====== PASSAGE TO READ
International research broadly supports these views. A 2025 scoping review on strengths-based programs for youth at risk of toxic stress advocates for interventions that promote authentic, open emotional communication rather than mere distraction or “cheering up” (PubMed Reference). Another study in Psychiatry points out that maladaptive parenting patterns—unintentionally perpetuated by well-meaning adults—are associated with higher rates of emotional dysregulation in children (NCBI PMC).
Despite these insights, a recent survey reveals the emotional toll parenting can take, showing that parents, particularly those of young children, question their competence frequently—sometimes up to 156 times per year (NYPost). Social media, changing family structures, and educational expectations in Thailand have only heightened these anxieties. News stories and personal accounts from parents here and abroad highlight anxieties about bullying, school readiness, and children’s adjustment to rapid societal shifts (Yahoo News).
Crucially, experts recommend several specific strategies for Thai parents:
- Listen to a child’s feelings without immediately seeking to “solve” or reinterpret them.
- Use open-ended questions like “How did that make you feel?” instead of “It’s okay, don’t be sad.”
- Model healthy emotional expression, allowing children to witness adults respectfully acknowledging frustration, sadness, or fear without shame.
- Validate rather than minimize a child’s struggle—saying, “I see this is difficult for you,” rather than, “It’s not a big deal.”
- Incorporate Thai cultural values on empathy and respect while gently challenging harmful stereotypes that equate stoicism with maturity.
============
**PROBLEM STATEMENT**
Reproduce the parenting passage above, everything from "Crucially, experts recommend" down to "or reinterpret them.".
====== DATASET
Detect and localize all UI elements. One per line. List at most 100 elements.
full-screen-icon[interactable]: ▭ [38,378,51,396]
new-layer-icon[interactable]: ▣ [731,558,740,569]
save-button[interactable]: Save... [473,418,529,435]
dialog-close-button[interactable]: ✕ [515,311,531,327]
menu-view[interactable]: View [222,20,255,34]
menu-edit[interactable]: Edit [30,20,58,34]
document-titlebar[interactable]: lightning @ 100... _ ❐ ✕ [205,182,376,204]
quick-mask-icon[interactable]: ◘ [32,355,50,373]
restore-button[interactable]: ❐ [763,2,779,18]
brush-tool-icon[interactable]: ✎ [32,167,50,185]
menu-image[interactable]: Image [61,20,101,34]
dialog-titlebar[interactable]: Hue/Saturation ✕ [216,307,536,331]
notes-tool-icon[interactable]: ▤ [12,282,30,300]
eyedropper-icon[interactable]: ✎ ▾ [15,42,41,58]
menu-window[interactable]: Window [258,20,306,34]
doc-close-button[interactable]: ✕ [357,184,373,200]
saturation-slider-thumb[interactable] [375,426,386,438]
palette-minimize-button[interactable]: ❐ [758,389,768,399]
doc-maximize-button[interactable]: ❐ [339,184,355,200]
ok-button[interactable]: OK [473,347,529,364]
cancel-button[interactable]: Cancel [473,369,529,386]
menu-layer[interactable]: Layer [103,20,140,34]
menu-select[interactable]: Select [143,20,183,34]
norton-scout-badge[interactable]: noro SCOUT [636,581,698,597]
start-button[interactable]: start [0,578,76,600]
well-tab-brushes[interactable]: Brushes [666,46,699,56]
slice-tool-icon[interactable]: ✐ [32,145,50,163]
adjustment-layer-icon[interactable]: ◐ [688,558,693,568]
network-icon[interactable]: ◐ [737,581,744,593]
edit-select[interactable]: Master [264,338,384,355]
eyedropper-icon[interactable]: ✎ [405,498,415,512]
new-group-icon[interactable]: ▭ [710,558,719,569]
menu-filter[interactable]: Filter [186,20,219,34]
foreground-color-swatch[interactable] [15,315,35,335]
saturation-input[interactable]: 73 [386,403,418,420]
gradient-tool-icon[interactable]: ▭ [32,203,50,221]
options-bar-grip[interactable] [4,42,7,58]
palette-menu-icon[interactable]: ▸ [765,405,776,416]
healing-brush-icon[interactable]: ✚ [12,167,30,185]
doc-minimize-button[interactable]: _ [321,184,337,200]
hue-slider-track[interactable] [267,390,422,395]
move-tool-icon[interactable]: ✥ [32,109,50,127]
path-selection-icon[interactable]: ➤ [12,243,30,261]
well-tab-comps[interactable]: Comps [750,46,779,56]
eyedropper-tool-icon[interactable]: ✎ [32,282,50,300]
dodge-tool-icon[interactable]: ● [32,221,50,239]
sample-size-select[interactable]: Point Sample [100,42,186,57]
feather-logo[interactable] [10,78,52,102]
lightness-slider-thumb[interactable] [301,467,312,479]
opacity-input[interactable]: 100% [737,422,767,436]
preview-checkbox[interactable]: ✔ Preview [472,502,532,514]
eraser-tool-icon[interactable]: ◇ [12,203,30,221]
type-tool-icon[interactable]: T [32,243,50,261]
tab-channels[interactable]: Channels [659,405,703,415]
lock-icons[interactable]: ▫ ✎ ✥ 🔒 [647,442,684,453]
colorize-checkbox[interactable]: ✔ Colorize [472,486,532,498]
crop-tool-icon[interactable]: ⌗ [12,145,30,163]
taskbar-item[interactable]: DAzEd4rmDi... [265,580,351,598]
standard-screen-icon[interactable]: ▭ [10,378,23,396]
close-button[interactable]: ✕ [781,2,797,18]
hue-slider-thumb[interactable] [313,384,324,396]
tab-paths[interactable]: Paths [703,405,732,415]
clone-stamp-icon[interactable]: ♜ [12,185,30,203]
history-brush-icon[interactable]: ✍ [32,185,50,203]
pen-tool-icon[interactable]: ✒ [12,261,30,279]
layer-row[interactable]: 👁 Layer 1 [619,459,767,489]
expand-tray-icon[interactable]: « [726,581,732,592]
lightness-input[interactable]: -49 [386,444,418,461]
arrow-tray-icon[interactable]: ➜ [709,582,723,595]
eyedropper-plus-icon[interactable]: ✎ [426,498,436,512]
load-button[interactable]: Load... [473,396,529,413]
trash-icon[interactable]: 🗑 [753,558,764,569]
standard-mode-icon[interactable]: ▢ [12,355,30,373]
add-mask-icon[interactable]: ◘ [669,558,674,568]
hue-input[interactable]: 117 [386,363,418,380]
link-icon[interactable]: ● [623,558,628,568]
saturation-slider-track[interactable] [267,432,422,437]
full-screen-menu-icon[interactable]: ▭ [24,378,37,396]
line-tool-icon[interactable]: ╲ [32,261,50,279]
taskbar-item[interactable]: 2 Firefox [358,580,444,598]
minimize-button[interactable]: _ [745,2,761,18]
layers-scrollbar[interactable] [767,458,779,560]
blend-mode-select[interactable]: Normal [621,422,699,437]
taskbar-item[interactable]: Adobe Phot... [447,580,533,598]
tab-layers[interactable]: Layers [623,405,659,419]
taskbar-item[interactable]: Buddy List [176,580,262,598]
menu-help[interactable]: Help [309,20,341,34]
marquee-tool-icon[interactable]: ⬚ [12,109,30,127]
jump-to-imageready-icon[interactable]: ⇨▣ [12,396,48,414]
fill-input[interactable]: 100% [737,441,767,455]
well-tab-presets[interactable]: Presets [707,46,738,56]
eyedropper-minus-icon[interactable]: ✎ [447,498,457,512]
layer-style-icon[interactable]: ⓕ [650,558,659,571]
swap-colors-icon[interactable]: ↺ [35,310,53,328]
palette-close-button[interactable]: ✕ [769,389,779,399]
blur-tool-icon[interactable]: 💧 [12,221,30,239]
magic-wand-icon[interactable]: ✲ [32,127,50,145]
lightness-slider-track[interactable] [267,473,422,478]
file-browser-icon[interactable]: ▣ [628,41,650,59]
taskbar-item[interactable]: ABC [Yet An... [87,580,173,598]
============
**WRITTEN ANSWER**
Crucially, experts recommend several specific strategies for Thai parents:
- Listen to a child’s feelings without immediately seeking to “solve” or reinterpret them.